-- Begin Extracted information --
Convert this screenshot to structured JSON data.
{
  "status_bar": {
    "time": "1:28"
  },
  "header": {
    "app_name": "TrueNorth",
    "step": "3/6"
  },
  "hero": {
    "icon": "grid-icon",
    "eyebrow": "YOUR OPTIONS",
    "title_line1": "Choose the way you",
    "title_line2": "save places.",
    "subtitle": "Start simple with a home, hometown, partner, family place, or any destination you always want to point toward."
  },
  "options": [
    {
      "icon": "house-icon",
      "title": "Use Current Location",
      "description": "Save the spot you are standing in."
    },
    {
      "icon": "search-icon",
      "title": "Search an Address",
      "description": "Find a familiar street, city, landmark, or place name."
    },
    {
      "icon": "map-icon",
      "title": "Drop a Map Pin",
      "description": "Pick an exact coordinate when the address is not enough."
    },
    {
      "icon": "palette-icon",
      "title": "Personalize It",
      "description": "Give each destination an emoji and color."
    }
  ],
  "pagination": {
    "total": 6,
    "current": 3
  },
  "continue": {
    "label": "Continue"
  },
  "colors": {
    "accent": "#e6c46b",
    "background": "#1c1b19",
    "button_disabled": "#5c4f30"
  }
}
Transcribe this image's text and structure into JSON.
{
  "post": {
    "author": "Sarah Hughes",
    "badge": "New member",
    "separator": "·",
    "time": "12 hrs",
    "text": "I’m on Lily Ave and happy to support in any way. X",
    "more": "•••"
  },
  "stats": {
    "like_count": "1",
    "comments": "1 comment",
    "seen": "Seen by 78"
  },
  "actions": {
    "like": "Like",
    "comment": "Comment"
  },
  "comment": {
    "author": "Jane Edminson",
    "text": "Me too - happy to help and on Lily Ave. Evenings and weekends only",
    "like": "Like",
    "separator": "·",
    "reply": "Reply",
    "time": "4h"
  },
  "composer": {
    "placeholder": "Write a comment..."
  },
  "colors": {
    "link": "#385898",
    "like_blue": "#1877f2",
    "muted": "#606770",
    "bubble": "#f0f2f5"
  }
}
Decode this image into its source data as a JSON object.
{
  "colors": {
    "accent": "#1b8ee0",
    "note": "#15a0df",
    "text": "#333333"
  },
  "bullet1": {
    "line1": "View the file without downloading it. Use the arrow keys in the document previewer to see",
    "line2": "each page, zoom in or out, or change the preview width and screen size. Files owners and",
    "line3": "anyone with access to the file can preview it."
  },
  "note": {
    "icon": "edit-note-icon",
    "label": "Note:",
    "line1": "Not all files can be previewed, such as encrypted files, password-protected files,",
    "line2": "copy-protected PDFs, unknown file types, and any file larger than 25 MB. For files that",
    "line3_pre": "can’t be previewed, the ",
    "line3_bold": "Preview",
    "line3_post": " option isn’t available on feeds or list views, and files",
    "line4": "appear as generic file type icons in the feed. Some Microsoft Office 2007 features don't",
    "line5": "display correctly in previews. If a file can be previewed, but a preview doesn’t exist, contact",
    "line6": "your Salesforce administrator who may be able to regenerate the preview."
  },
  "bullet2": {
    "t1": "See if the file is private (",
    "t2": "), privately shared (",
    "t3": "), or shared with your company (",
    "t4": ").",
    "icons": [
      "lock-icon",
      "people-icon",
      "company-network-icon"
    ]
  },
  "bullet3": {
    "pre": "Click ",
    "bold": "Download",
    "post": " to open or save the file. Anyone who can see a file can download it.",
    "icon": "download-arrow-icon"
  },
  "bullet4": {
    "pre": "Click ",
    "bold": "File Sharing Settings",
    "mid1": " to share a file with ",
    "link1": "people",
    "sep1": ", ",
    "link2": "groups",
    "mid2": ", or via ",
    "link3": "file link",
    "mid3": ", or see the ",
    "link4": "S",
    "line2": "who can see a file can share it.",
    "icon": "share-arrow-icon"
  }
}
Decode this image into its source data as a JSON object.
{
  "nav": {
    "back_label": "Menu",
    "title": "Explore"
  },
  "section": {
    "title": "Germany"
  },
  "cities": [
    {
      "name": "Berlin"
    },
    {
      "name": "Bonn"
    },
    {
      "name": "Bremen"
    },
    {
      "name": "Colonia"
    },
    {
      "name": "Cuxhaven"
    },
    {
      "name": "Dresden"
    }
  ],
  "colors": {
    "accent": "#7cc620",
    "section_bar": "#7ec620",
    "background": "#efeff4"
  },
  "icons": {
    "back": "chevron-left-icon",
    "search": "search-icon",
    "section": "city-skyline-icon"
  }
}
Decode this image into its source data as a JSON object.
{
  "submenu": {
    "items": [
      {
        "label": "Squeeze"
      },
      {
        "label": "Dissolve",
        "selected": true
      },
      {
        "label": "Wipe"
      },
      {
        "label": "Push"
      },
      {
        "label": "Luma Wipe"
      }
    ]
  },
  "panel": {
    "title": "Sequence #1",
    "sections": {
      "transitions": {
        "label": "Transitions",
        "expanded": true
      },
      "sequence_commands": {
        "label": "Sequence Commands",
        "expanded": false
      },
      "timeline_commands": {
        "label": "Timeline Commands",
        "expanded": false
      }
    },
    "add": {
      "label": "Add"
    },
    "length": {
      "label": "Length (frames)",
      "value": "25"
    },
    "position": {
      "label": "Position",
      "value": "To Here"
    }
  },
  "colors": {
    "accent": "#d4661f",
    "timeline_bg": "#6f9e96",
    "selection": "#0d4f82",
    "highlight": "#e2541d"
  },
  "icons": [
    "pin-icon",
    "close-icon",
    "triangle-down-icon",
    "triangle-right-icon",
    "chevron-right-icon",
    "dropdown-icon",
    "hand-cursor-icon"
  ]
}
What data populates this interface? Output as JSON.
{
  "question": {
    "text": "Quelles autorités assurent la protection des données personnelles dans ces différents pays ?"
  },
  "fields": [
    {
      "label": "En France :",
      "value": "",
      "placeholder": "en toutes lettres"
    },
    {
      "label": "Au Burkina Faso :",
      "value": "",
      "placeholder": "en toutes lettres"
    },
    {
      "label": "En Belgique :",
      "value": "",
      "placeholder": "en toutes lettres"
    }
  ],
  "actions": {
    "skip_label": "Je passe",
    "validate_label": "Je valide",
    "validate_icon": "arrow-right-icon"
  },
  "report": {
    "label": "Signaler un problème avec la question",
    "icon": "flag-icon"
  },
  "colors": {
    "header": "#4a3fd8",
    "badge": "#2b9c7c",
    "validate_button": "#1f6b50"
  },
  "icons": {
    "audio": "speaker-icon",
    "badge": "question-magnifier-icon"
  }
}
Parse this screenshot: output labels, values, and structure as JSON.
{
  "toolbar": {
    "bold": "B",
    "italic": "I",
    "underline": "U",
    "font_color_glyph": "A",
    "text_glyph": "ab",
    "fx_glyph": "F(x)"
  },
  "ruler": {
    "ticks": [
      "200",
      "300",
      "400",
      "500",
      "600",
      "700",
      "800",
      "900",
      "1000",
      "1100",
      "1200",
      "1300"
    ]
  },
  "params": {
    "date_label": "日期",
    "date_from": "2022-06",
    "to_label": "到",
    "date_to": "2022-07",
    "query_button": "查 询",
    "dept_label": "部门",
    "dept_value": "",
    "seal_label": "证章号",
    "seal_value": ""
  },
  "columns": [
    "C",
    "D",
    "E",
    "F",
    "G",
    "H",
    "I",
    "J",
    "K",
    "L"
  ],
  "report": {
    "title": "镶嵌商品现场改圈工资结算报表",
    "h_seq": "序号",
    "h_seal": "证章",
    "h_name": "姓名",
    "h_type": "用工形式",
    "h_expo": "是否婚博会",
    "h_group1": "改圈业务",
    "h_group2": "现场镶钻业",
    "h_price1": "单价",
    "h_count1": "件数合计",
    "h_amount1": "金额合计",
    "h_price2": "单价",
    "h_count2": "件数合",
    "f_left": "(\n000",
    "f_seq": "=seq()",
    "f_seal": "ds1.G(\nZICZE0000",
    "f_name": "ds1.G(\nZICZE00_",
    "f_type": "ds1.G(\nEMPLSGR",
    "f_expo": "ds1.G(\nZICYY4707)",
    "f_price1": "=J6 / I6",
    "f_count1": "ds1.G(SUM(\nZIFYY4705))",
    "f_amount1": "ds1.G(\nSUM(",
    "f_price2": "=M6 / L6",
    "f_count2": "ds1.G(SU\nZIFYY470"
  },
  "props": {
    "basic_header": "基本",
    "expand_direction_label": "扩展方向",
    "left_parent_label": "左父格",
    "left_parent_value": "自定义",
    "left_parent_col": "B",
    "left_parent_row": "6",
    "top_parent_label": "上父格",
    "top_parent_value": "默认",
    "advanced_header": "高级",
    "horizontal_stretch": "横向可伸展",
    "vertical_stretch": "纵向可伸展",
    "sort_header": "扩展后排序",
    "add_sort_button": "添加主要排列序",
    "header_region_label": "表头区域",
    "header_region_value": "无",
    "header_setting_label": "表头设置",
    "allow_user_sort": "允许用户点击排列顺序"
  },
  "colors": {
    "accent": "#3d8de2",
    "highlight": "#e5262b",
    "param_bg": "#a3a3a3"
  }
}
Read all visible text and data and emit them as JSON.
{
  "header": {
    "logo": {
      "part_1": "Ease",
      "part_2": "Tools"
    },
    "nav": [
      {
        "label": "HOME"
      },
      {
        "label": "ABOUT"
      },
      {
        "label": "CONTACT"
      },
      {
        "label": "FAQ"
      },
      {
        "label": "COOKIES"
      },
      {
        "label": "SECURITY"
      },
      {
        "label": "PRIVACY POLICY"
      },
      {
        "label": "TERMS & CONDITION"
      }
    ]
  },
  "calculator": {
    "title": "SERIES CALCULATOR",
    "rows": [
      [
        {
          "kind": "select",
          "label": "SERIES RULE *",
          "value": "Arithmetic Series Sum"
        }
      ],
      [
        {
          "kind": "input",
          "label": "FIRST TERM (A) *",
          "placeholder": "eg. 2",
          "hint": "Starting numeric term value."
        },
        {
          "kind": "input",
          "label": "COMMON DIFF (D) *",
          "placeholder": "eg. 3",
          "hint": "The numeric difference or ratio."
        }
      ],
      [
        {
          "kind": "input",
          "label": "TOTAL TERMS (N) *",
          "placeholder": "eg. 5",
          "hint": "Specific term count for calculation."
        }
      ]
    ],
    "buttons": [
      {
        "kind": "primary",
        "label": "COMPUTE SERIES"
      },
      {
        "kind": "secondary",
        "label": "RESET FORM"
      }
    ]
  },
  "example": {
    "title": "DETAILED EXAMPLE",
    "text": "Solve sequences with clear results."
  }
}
-- End Extracted information --
» **Problem**:
Pick out each line in the material containing "question".

» **Answer in full**:
  "question": {
    "label": "Signaler un problème avec la question",
    "badge": "question-magnifier-icon"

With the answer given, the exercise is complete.